→ WHAT THE TASK ASKS
Restate the listing below word for word, omitting any images.

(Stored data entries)
(begin)
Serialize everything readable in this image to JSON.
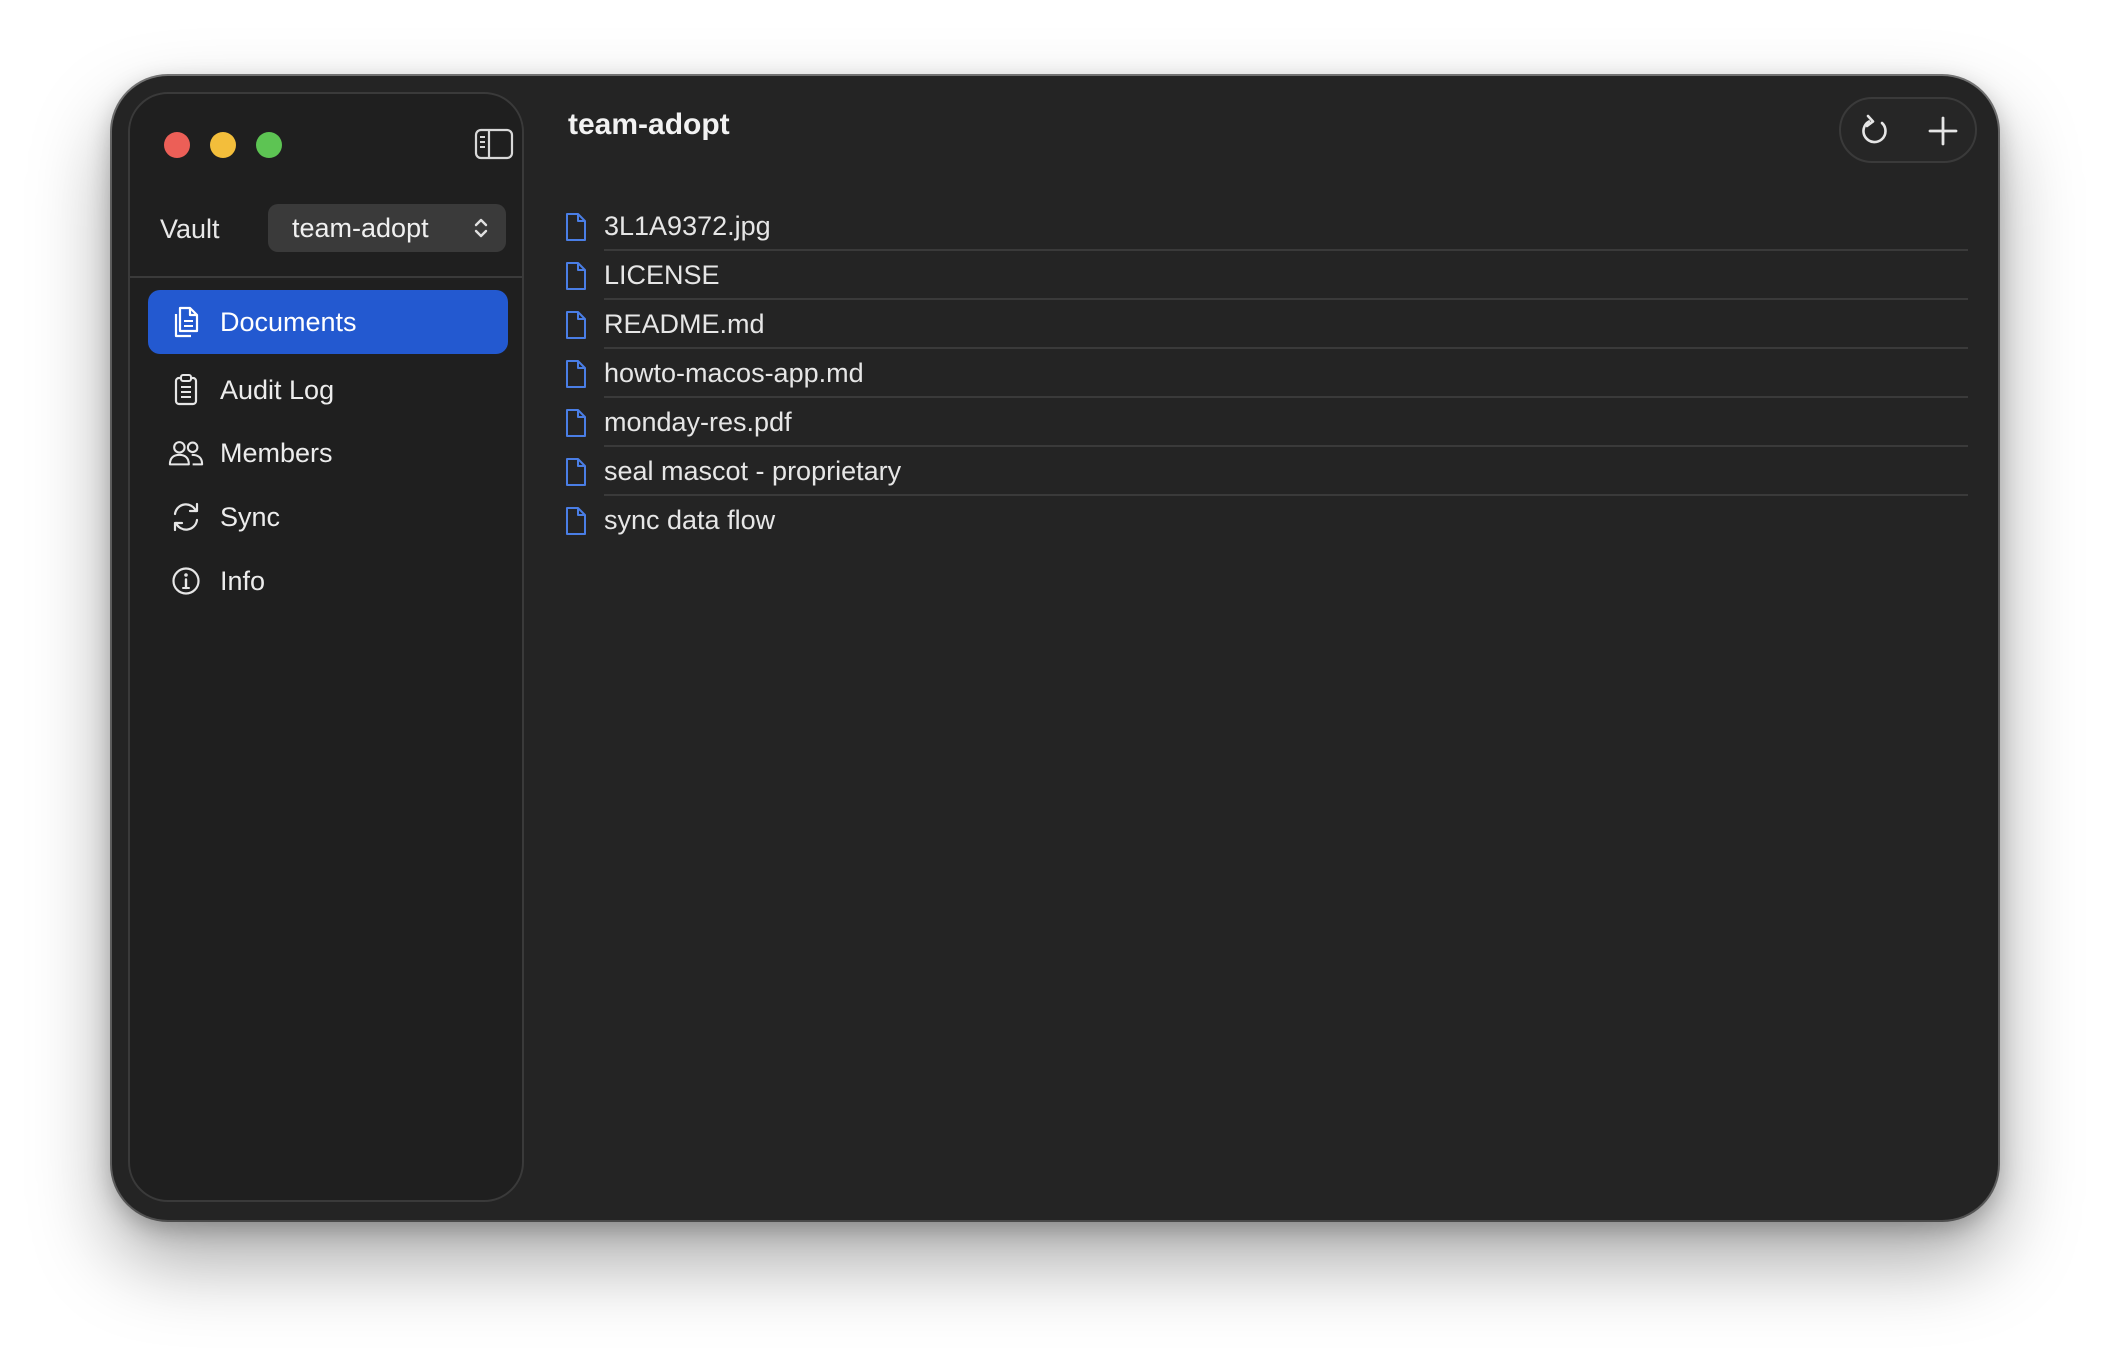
{
  "window": {
    "title": "team-adopt"
  },
  "sidebar": {
    "vault_label": "Vault",
    "vault_value": "team-adopt",
    "items": [
      {
        "label": "Documents",
        "icon": "documents-icon",
        "active": true
      },
      {
        "label": "Audit Log",
        "icon": "clipboard-icon",
        "active": false
      },
      {
        "label": "Members",
        "icon": "people-icon",
        "active": false
      },
      {
        "label": "Sync",
        "icon": "sync-icon",
        "active": false
      },
      {
        "label": "Info",
        "icon": "info-icon",
        "active": false
      }
    ]
  },
  "toolbar": {
    "refresh_icon": "refresh-icon",
    "add_icon": "plus-icon"
  },
  "files": [
    {
      "name": "3L1A9372.jpg"
    },
    {
      "name": "LICENSE"
    },
    {
      "name": "README.md"
    },
    {
      "name": "howto-macos-app.md"
    },
    {
      "name": "monday-res.pdf"
    },
    {
      "name": "seal mascot - proprietary"
    },
    {
      "name": "sync data flow"
    }
  ],
  "colors": {
    "accent": "#2359d0",
    "window_bg": "#242424",
    "sidebar_bg": "#1f1f1f",
    "file_icon": "#4a7ee6",
    "close": "#ec5f57",
    "minimize": "#f3be3b",
    "maximize": "#5dc453"
  }
}
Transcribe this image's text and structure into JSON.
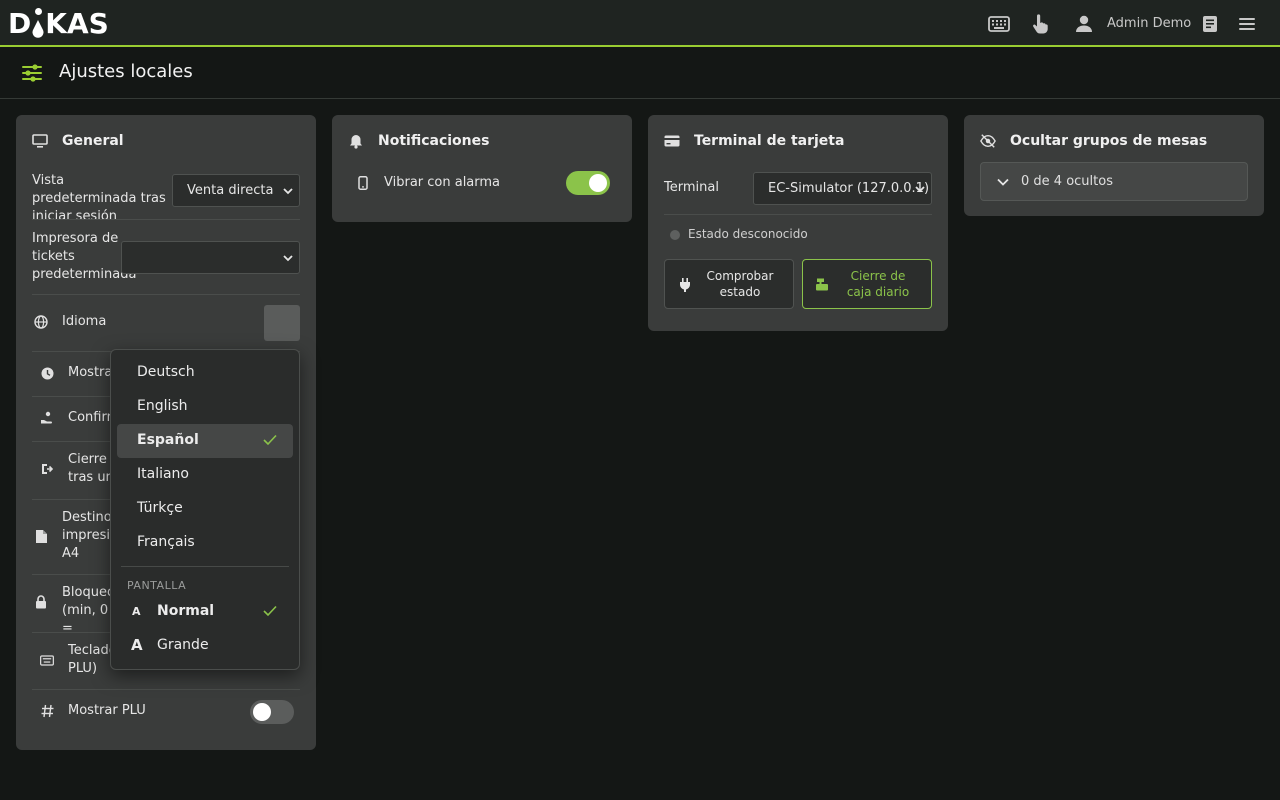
{
  "brand": {
    "logo_text_left": "D",
    "logo_text_right": "KAS",
    "accent": "#9acd32"
  },
  "topbar": {
    "icons": [
      "keyboard-icon",
      "touch-icon",
      "user-icon",
      "book-icon",
      "menu-icon"
    ],
    "user_name": "Admin Demo"
  },
  "page": {
    "title": "Ajustes locales",
    "icon": "sliders-icon"
  },
  "general": {
    "title": "General",
    "default_view_label": "Vista predeterminada tras iniciar sesión",
    "default_view_value": "Venta directa",
    "printer_label": "Impresora de tickets predeterminada",
    "printer_value": "",
    "language_label": "Idioma",
    "rows": [
      {
        "label": "Mostra",
        "icon": "clock-icon"
      },
      {
        "label": "Confirm",
        "icon": "hand-coin-icon"
      },
      {
        "label": "Cierre d tras una",
        "icon": "logout-icon"
      },
      {
        "label": "Destino impresió A4",
        "icon": "pdf-file-icon"
      },
      {
        "label": "Bloqueo (min, 0 =",
        "icon": "lock-icon"
      },
      {
        "label": "Teclado PLU)",
        "icon": "keyboard-icon"
      }
    ],
    "show_plu_label": "Mostrar PLU",
    "show_plu_on": false
  },
  "language_menu": {
    "languages": [
      "Deutsch",
      "English",
      "Español",
      "Italiano",
      "Türkçe",
      "Français"
    ],
    "selected_language": "Español",
    "section_label": "PANTALLA",
    "display_sizes": [
      {
        "label": "Normal",
        "selected": true
      },
      {
        "label": "Grande",
        "selected": false
      }
    ]
  },
  "notifications": {
    "title": "Notificaciones",
    "vibrate_label": "Vibrar con alarma",
    "vibrate_on": true
  },
  "card_terminal": {
    "title": "Terminal de tarjeta",
    "terminal_label": "Terminal",
    "terminal_value": "EC-Simulator (127.0.0.1)",
    "status_text": "Estado desconocido",
    "check_button": "Comprobar estado",
    "close_button": "Cierre de caja diario"
  },
  "hide_tables": {
    "title": "Ocultar grupos de mesas",
    "summary": "0 de 4 ocultos"
  }
}
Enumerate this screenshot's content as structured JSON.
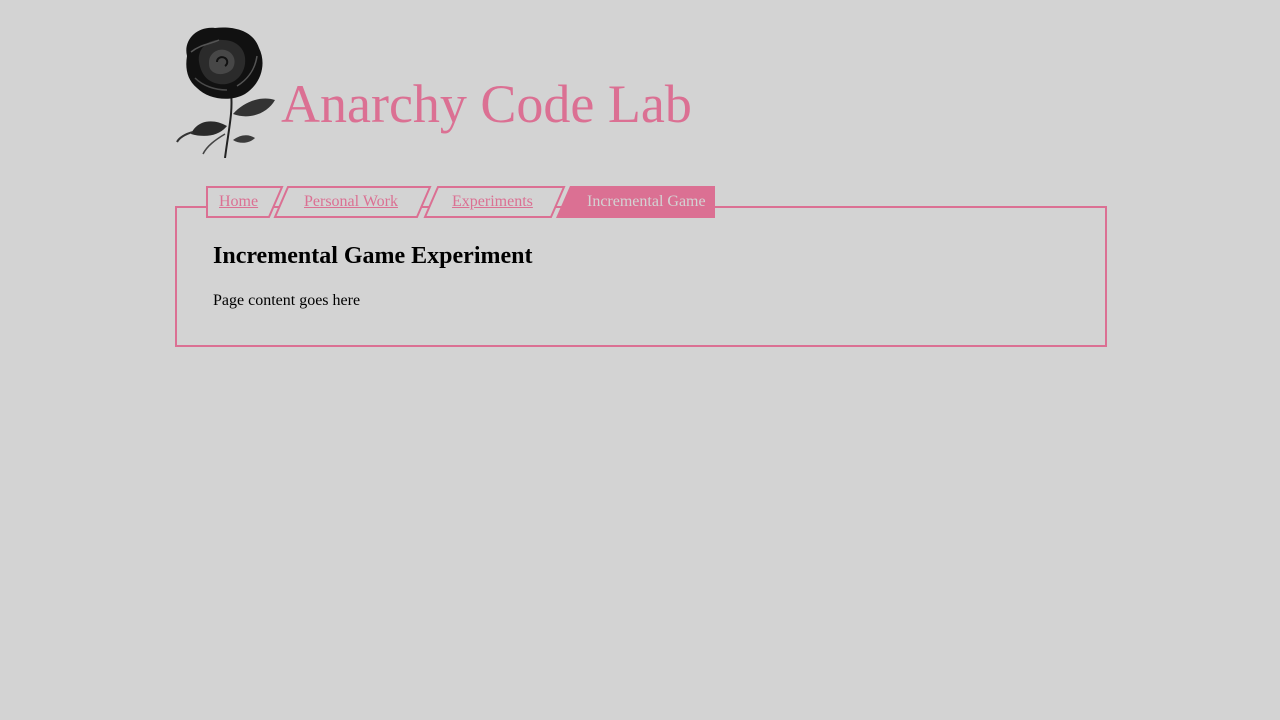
(end)
→ CORRECT RESPONSE
Serialize everything readable in this image to JSON.
{
  "window": {
    "title": "team-adopt"
  },
  "sidebar": {
    "vault_label": "Vault",
    "vault_value": "team-adopt",
    "items": [
      {
        "label": "Documents",
        "icon": "documents-icon",
        "active": true
      },
      {
        "label": "Audit Log",
        "icon": "clipboard-icon",
        "active": false
      },
      {
        "label": "Members",
        "icon": "people-icon",
        "active": false
      },
      {
        "label": "Sync",
        "icon": "sync-icon",
        "active": false
      },
      {
        "label": "Info",
        "icon": "info-icon",
        "active": false
      }
    ]
  },
  "toolbar": {
    "refresh_icon": "refresh-icon",
    "add_icon": "plus-icon"
  },
  "files": [
    {
      "name": "3L1A9372.jpg"
    },
    {
      "name": "LICENSE"
    },
    {
      "name": "README.md"
    },
    {
      "name": "howto-macos-app.md"
    },
    {
      "name": "monday-res.pdf"
    },
    {
      "name": "seal mascot - proprietary"
    },
    {
      "name": "sync data flow"
    }
  ],
  "colors": {
    "accent": "#2359d0",
    "window_bg": "#242424",
    "sidebar_bg": "#1f1f1f",
    "file_icon": "#4a7ee6",
    "close": "#ec5f57",
    "minimize": "#f3be3b",
    "maximize": "#5dc453"
  }
}
Transcribe this image's text and structure into JSON.
{
  "brand": {
    "logo_text_left": "D",
    "logo_text_right": "KAS",
    "accent": "#9acd32"
  },
  "topbar": {
    "icons": [
      "keyboard-icon",
      "touch-icon",
      "user-icon",
      "book-icon",
      "menu-icon"
    ],
    "user_name": "Admin Demo"
  },
  "page": {
    "title": "Ajustes locales",
    "icon": "sliders-icon"
  },
  "general": {
    "title": "General",
    "default_view_label": "Vista predeterminada tras iniciar sesión",
    "default_view_value": "Venta directa",
    "printer_label": "Impresora de tickets predeterminada",
    "printer_value": "",
    "language_label": "Idioma",
    "rows": [
      {
        "label": "Mostra",
        "icon": "clock-icon"
      },
      {
        "label": "Confirm",
        "icon": "hand-coin-icon"
      },
      {
        "label": "Cierre d tras una",
        "icon": "logout-icon"
      },
      {
        "label": "Destino impresió A4",
        "icon": "pdf-file-icon"
      },
      {
        "label": "Bloqueo (min, 0 =",
        "icon": "lock-icon"
      },
      {
        "label": "Teclado PLU)",
        "icon": "keyboard-icon"
      }
    ],
    "show_plu_label": "Mostrar PLU",
    "show_plu_on": false
  },
  "language_menu": {
    "languages": [
      "Deutsch",
      "English",
      "Español",
      "Italiano",
      "Türkçe",
      "Français"
    ],
    "selected_language": "Español",
    "section_label": "PANTALLA",
    "display_sizes": [
      {
        "label": "Normal",
        "selected": true
      },
      {
        "label": "Grande",
        "selected": false
      }
    ]
  },
  "notifications": {
    "title": "Notificaciones",
    "vibrate_label": "Vibrar con alarma",
    "vibrate_on": true
  },
  "card_terminal": {
    "title": "Terminal de tarjeta",
    "terminal_label": "Terminal",
    "terminal_value": "EC-Simulator (127.0.0.1)",
    "status_text": "Estado desconocido",
    "check_button": "Comprobar estado",
    "close_button": "Cierre de caja diario"
  },
  "hide_tables": {
    "title": "Ocultar grupos de mesas",
    "summary": "0 de 4 ocultos"
  }
}
Enumerate this screenshot's content as structured JSON.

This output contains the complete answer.